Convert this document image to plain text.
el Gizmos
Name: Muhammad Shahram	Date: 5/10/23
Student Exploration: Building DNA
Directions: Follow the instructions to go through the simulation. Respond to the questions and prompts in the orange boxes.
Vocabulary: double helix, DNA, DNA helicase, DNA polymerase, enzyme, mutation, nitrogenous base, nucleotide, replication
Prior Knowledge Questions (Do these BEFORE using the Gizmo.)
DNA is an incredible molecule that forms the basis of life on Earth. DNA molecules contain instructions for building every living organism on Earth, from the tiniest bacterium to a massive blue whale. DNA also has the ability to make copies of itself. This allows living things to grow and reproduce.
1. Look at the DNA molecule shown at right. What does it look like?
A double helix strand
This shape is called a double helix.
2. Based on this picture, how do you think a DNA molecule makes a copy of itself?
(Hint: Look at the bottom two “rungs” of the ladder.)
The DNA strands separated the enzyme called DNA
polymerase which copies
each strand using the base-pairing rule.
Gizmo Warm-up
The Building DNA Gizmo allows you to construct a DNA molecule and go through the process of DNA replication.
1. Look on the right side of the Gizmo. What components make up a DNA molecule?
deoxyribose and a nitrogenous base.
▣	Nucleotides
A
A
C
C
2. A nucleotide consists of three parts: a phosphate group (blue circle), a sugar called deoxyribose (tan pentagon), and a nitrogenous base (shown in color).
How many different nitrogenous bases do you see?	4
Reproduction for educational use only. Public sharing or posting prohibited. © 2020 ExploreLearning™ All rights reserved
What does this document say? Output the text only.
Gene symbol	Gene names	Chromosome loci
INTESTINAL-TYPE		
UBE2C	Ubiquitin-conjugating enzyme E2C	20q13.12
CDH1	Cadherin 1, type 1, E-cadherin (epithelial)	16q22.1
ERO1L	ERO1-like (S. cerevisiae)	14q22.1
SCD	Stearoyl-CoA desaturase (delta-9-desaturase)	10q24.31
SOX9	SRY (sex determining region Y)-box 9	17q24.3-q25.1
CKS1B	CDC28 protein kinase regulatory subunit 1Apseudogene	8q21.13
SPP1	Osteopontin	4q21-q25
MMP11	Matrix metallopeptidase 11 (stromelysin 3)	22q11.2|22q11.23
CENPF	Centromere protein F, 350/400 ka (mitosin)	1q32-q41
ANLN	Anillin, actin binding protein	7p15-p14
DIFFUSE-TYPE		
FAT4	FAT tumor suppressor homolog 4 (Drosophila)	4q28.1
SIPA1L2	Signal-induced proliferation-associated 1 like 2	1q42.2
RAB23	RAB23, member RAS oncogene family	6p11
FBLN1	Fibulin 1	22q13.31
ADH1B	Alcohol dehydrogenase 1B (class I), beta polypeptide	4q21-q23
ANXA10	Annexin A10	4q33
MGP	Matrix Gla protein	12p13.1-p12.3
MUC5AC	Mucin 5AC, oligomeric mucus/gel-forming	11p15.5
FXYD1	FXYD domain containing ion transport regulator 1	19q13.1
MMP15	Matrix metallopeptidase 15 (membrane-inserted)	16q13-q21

+--

▸ TO DO: Only lines that contain the string "replication" count; pick each one out of the records and copy it.

▸ REPLY:
Vocabulary: double helix, DNA, DNA helicase, DNA polymerase, enzyme, mutation, nitrogenous base, nucleotide, replication
The Building DNA Gizmo allows you to construct a DNA molecule and go through the process of DNA replication.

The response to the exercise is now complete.